Task statement: Where a line holds the string "very", return that line.

Input rows:
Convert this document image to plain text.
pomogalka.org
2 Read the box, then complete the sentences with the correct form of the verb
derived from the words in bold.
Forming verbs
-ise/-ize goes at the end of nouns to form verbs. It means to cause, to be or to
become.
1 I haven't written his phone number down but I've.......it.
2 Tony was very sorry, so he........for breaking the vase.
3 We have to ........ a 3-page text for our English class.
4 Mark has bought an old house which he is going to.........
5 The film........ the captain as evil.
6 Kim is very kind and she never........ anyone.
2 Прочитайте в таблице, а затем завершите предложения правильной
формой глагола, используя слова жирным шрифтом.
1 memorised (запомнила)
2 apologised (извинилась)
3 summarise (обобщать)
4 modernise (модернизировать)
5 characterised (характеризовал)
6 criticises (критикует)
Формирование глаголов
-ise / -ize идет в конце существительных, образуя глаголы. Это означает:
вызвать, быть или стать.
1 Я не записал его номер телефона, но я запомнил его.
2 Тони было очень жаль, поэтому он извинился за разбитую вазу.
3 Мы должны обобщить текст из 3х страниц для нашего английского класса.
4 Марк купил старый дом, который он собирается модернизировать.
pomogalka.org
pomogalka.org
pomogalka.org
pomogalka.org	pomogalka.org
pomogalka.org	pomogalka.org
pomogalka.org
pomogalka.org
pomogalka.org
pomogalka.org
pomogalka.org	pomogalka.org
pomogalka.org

The answer:
2 Tony was very sorry, so he........for breaking the vase.
6 Kim is very kind and she never........ anyone.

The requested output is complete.